To be done.
Transcribe the records exactly. Pictures do not belong in the transcription.

Exercise input.
==================================================

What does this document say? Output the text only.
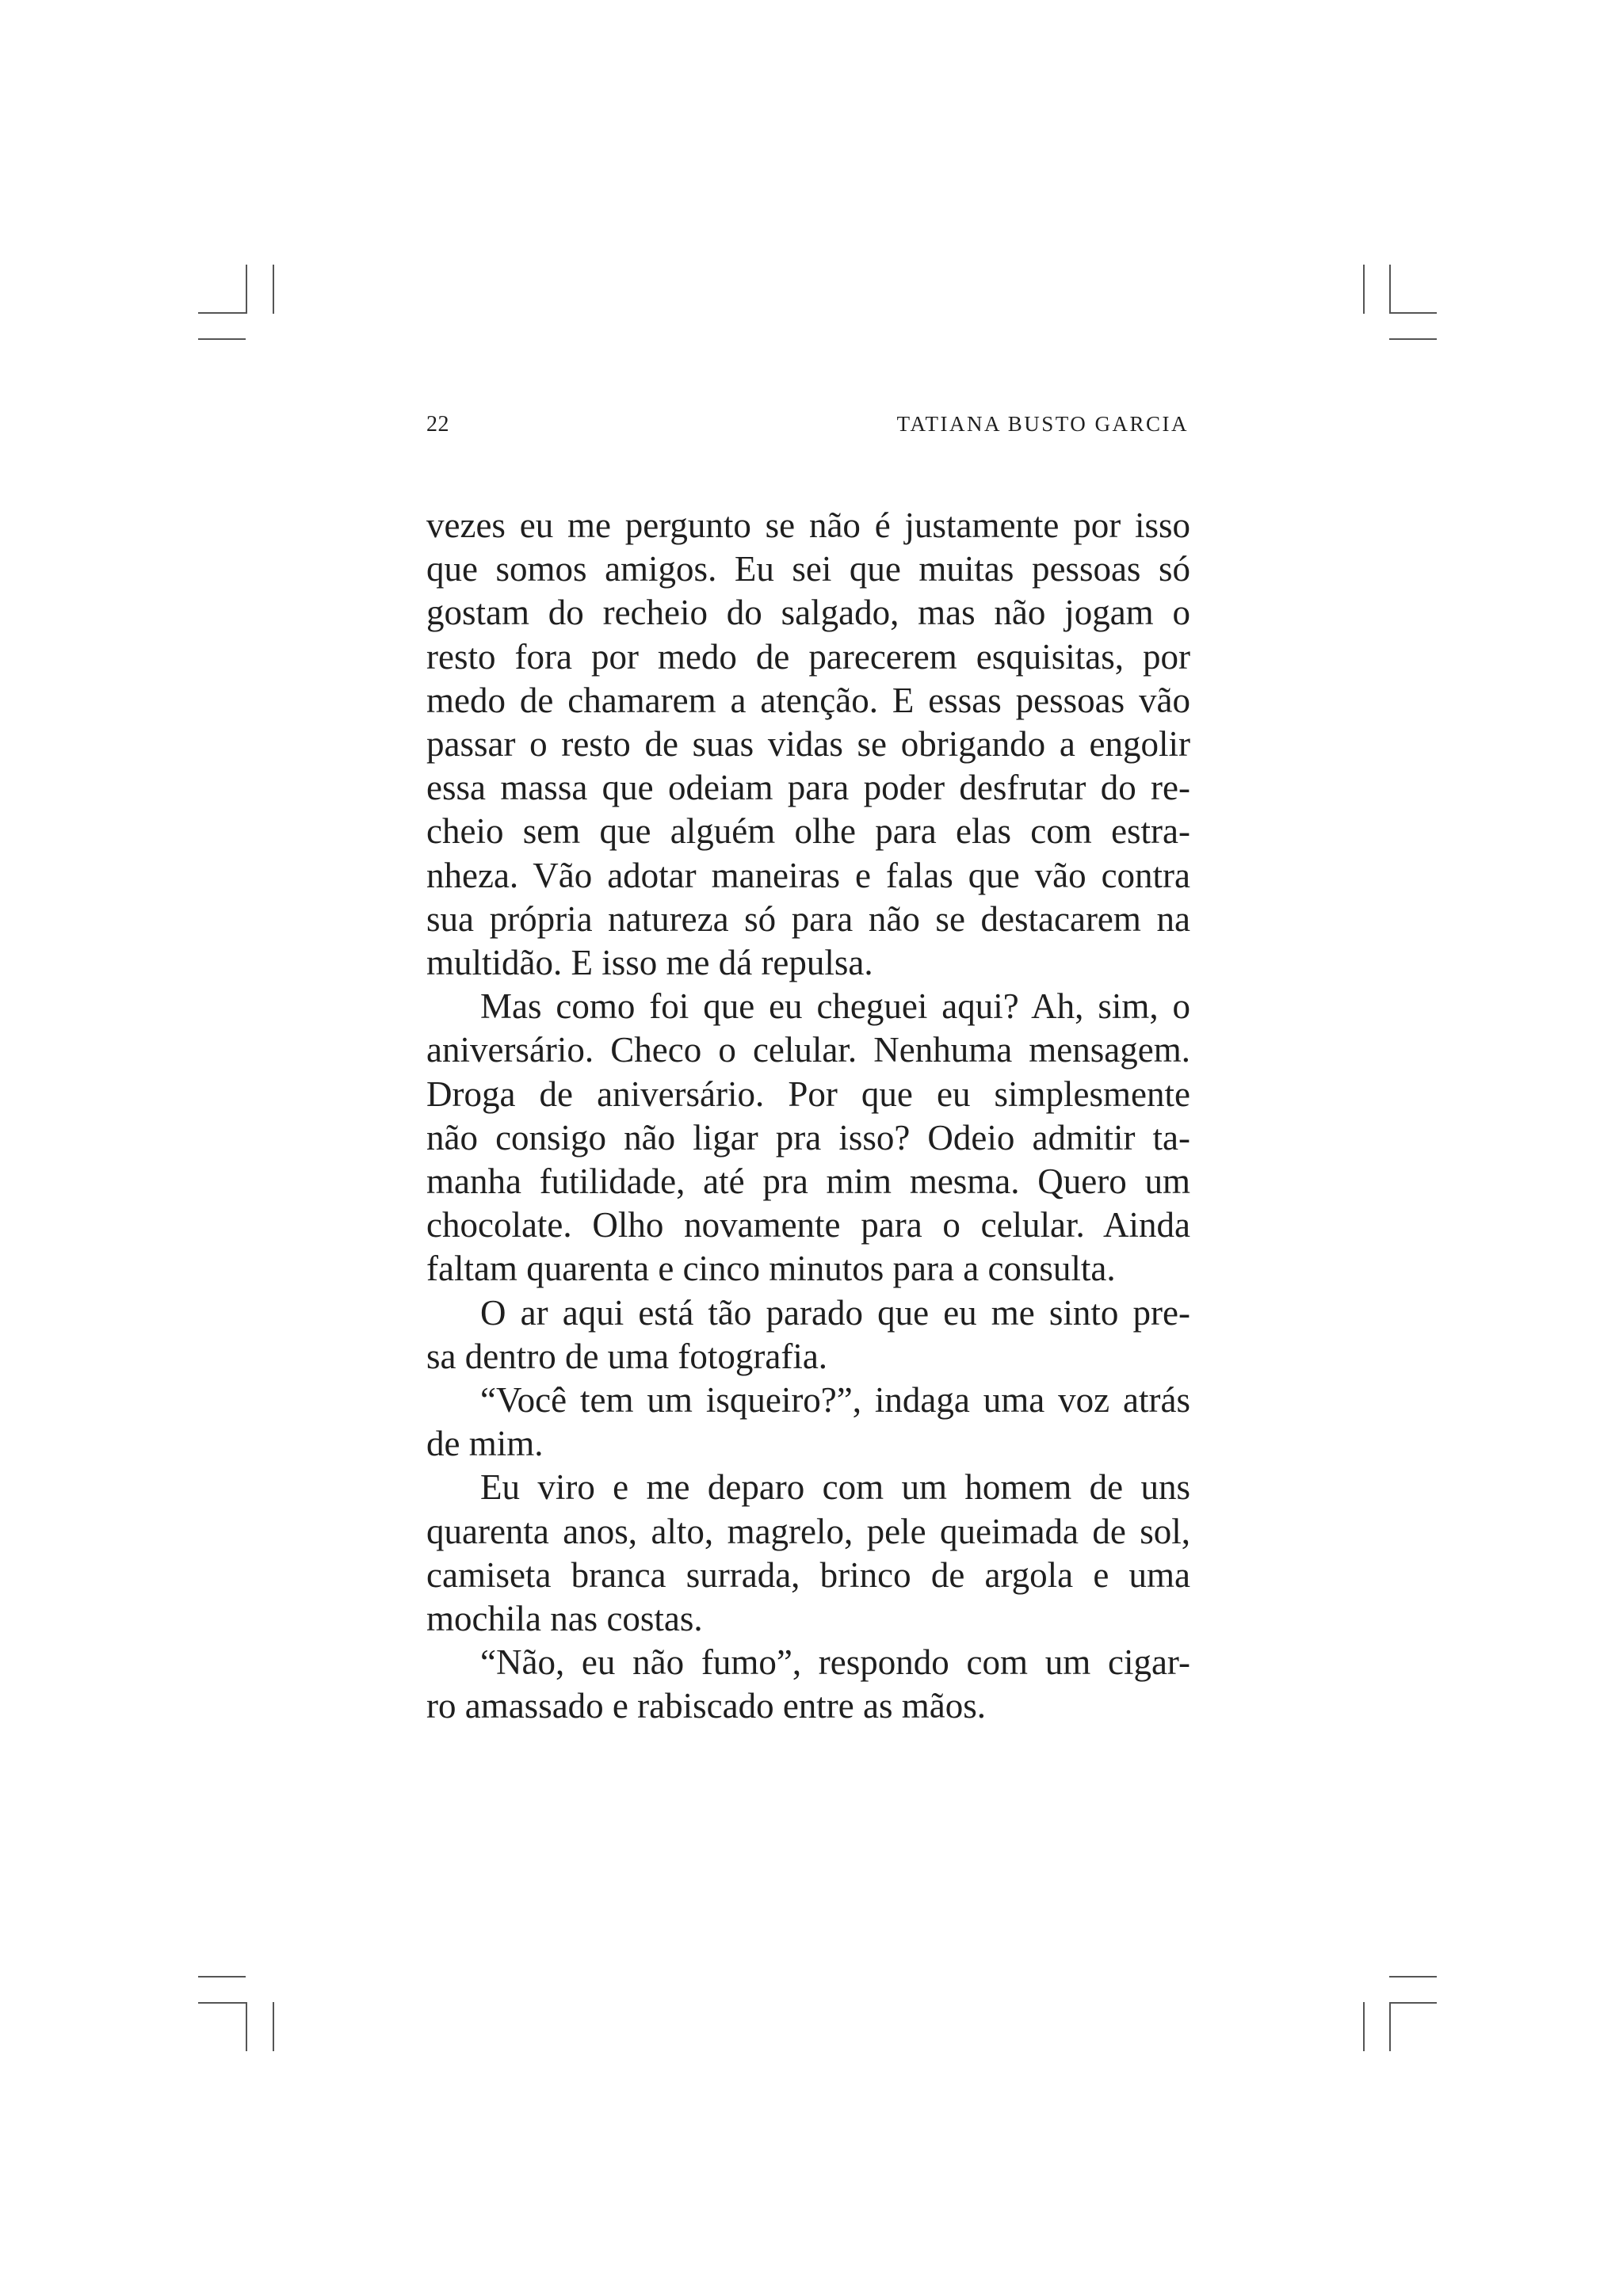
22	TATIANA BUSTO GARCIA
vezes eu me pergunto se não é justamente por isso
que somos amigos. Eu sei que muitas pessoas só
gostam do recheio do salgado, mas não jogam o
resto fora por medo de parecerem esquisitas, por
medo de chamarem a atenção. E essas pessoas vão
passar o resto de suas vidas se obrigando a engolir
essa massa que odeiam para poder desfrutar do re-
cheio sem que alguém olhe para elas com estra-
nheza. Vão adotar maneiras e falas que vão contra
sua própria natureza só para não se destacarem na
multidão. E isso me dá repulsa.
Mas como foi que eu cheguei aqui? Ah, sim, o
aniversário. Checo o celular. Nenhuma mensagem.
Droga de aniversário. Por que eu simplesmente
não consigo não ligar pra isso? Odeio admitir ta-
manha futilidade, até pra mim mesma. Quero um
chocolate. Olho novamente para o celular. Ainda
faltam quarenta e cinco minutos para a consulta.
O ar aqui está tão parado que eu me sinto pre-
sa dentro de uma fotografia.
“Você tem um isqueiro?”, indaga uma voz atrás
de mim.
Eu viro e me deparo com um homem de uns
quarenta anos, alto, magrelo, pele queimada de sol,
camiseta branca surrada, brinco de argola e uma
mochila nas costas.
“Não, eu não fumo”, respondo com um cigar-
ro amassado e rabiscado entre as mãos.
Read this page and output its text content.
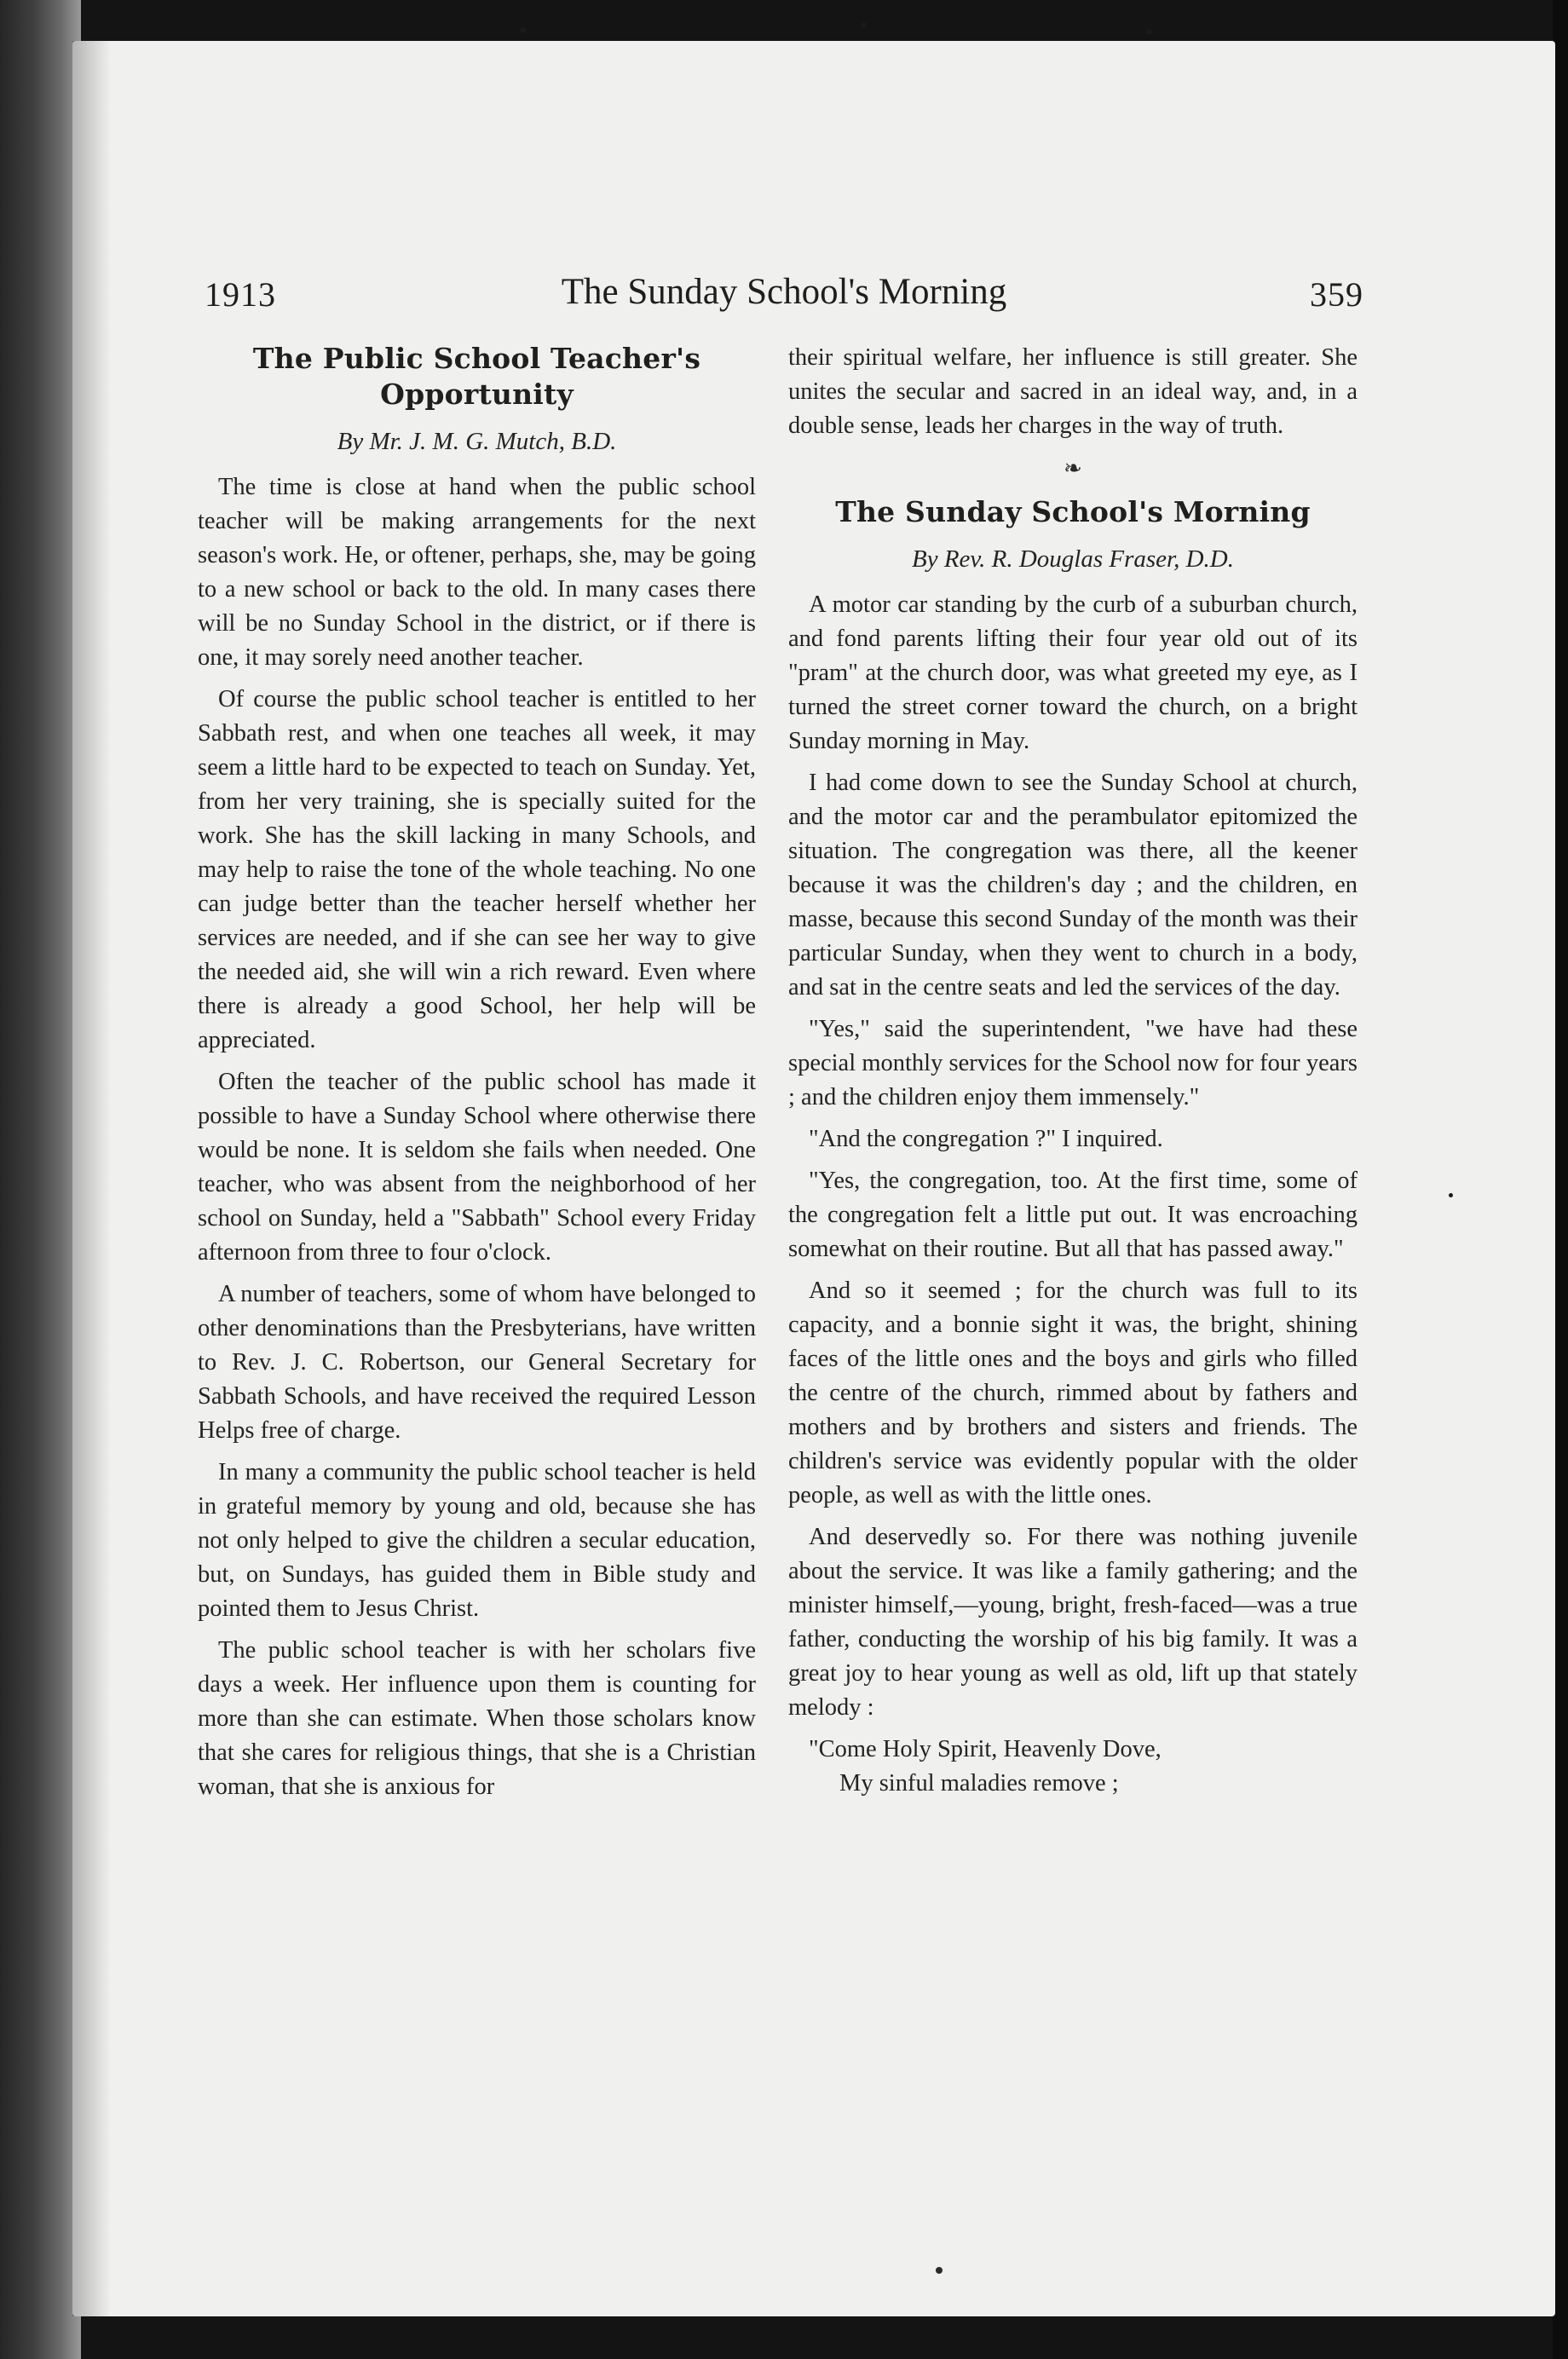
1913	The Sunday School's Morning	359
The Public School Teacher's Opportunity
By Mr. J. M. G. Mutch, B.D.

The time is close at hand when the public school teacher will be making arrangements for the next season's work. He, or oftener, perhaps, she, may be going to a new school or back to the old. In many cases there will be no Sunday School in the district, or if there is one, it may sorely need another teacher.

Of course the public school teacher is entitled to her Sabbath rest, and when one teaches all week, it may seem a little hard to be expected to teach on Sunday. Yet, from her very training, she is specially suited for the work. She has the skill lacking in many Schools, and may help to raise the tone of the whole teaching. No one can judge better than the teacher herself whether her services are needed, and if she can see her way to give the needed aid, she will win a rich reward. Even where there is already a good School, her help will be appreciated.

Often the teacher of the public school has made it possible to have a Sunday School where otherwise there would be none. It is seldom she fails when needed. One teacher, who was absent from the neighborhood of her school on Sunday, held a "Sabbath" School every Friday afternoon from three to four o'clock.

A number of teachers, some of whom have belonged to other denominations than the Presbyterians, have written to Rev. J. C. Robertson, our General Secretary for Sabbath Schools, and have received the required Lesson Helps free of charge.

In many a community the public school teacher is held in grateful memory by young and old, because she has not only helped to give the children a secular education, but, on Sundays, has guided them in Bible study and pointed them to Jesus Christ.

The public school teacher is with her scholars five days a week. Her influence upon them is counting for more than she can estimate. When those scholars know that she cares for religious things, that she is a Christian woman, that she is anxious for

their spiritual welfare, her influence is still greater. She unites the secular and sacred in an ideal way, and, in a double sense, leads her charges in the way of truth.

❧
The Sunday School's Morning
By Rev. R. Douglas Fraser, D.D.

A motor car standing by the curb of a suburban church, and fond parents lifting their four year old out of its "pram" at the church door, was what greeted my eye, as I turned the street corner toward the church, on a bright Sunday morning in May.

I had come down to see the Sunday School at church, and the motor car and the perambulator epitomized the situation. The congregation was there, all the keener because it was the children's day ; and the children, en masse, because this second Sunday of the month was their particular Sunday, when they went to church in a body, and sat in the centre seats and led the services of the day.

"Yes," said the superintendent, "we have had these special monthly services for the School now for four years ; and the children enjoy them immensely."

"And the congregation ?" I inquired.

"Yes, the congregation, too. At the first time, some of the congregation felt a little put out. It was encroaching somewhat on their routine. But all that has passed away."

And so it seemed ; for the church was full to its capacity, and a bonnie sight it was, the bright, shining faces of the little ones and the boys and girls who filled the centre of the church, rimmed about by fathers and mothers and by brothers and sisters and friends. The children's service was evidently popular with the older people, as well as with the little ones.

And deservedly so. For there was nothing juvenile about the service. It was like a family gathering; and the minister himself,—young, bright, fresh-faced—was a true father, conducting the worship of his big family. It was a great joy to hear young as well as old, lift up that stately melody :

"Come Holy Spirit, Heavenly Dove,

My sinful maladies remove ;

==================================================

Result for this task.
What does this document say? Output the text only.
22	TATIANA BUSTO GARCIA
vezes eu me pergunto se não é justamente por isso
que somos amigos. Eu sei que muitas pessoas só
gostam do recheio do salgado, mas não jogam o
resto fora por medo de parecerem esquisitas, por
medo de chamarem a atenção. E essas pessoas vão
passar o resto de suas vidas se obrigando a engolir
essa massa que odeiam para poder desfrutar do re-
cheio sem que alguém olhe para elas com estra-
nheza. Vão adotar maneiras e falas que vão contra
sua própria natureza só para não se destacarem na
multidão. E isso me dá repulsa.
Mas como foi que eu cheguei aqui? Ah, sim, o
aniversário. Checo o celular. Nenhuma mensagem.
Droga de aniversário. Por que eu simplesmente
não consigo não ligar pra isso? Odeio admitir ta-
manha futilidade, até pra mim mesma. Quero um
chocolate. Olho novamente para o celular. Ainda
faltam quarenta e cinco minutos para a consulta.
O ar aqui está tão parado que eu me sinto pre-
sa dentro de uma fotografia.
“Você tem um isqueiro?”, indaga uma voz atrás
de mim.
Eu viro e me deparo com um homem de uns
quarenta anos, alto, magrelo, pele queimada de sol,
camiseta branca surrada, brinco de argola e uma
mochila nas costas.
“Não, eu não fumo”, respondo com um cigar-
ro amassado e rabiscado entre as mãos.
Read this page and output its text content.
1913	The Sunday School's Morning	359
The Public School Teacher's Opportunity
By Mr. J. M. G. Mutch, B.D.

The time is close at hand when the public school teacher will be making arrangements for the next season's work. He, or oftener, perhaps, she, may be going to a new school or back to the old. In many cases there will be no Sunday School in the district, or if there is one, it may sorely need another teacher.

Of course the public school teacher is entitled to her Sabbath rest, and when one teaches all week, it may seem a little hard to be expected to teach on Sunday. Yet, from her very training, she is specially suited for the work. She has the skill lacking in many Schools, and may help to raise the tone of the whole teaching. No one can judge better than the teacher herself whether her services are needed, and if she can see her way to give the needed aid, she will win a rich reward. Even where there is already a good School, her help will be appreciated.

Often the teacher of the public school has made it possible to have a Sunday School where otherwise there would be none. It is seldom she fails when needed. One teacher, who was absent from the neighborhood of her school on Sunday, held a "Sabbath" School every Friday afternoon from three to four o'clock.

A number of teachers, some of whom have belonged to other denominations than the Presbyterians, have written to Rev. J. C. Robertson, our General Secretary for Sabbath Schools, and have received the required Lesson Helps free of charge.

In many a community the public school teacher is held in grateful memory by young and old, because she has not only helped to give the children a secular education, but, on Sundays, has guided them in Bible study and pointed them to Jesus Christ.

The public school teacher is with her scholars five days a week. Her influence upon them is counting for more than she can estimate. When those scholars know that she cares for religious things, that she is a Christian woman, that she is anxious for

their spiritual welfare, her influence is still greater. She unites the secular and sacred in an ideal way, and, in a double sense, leads her charges in the way of truth.

❧
The Sunday School's Morning
By Rev. R. Douglas Fraser, D.D.

A motor car standing by the curb of a suburban church, and fond parents lifting their four year old out of its "pram" at the church door, was what greeted my eye, as I turned the street corner toward the church, on a bright Sunday morning in May.

I had come down to see the Sunday School at church, and the motor car and the perambulator epitomized the situation. The congregation was there, all the keener because it was the children's day ; and the children, en masse, because this second Sunday of the month was their particular Sunday, when they went to church in a body, and sat in the centre seats and led the services of the day.

"Yes," said the superintendent, "we have had these special monthly services for the School now for four years ; and the children enjoy them immensely."

"And the congregation ?" I inquired.

"Yes, the congregation, too. At the first time, some of the congregation felt a little put out. It was encroaching somewhat on their routine. But all that has passed away."

And so it seemed ; for the church was full to its capacity, and a bonnie sight it was, the bright, shining faces of the little ones and the boys and girls who filled the centre of the church, rimmed about by fathers and mothers and by brothers and sisters and friends. The children's service was evidently popular with the older people, as well as with the little ones.

And deservedly so. For there was nothing juvenile about the service. It was like a family gathering; and the minister himself,—young, bright, fresh-faced—was a true father, conducting the worship of his big family. It was a great joy to hear young as well as old, lift up that stately melody :

"Come Holy Spirit, Heavenly Dove,

My sinful maladies remove ;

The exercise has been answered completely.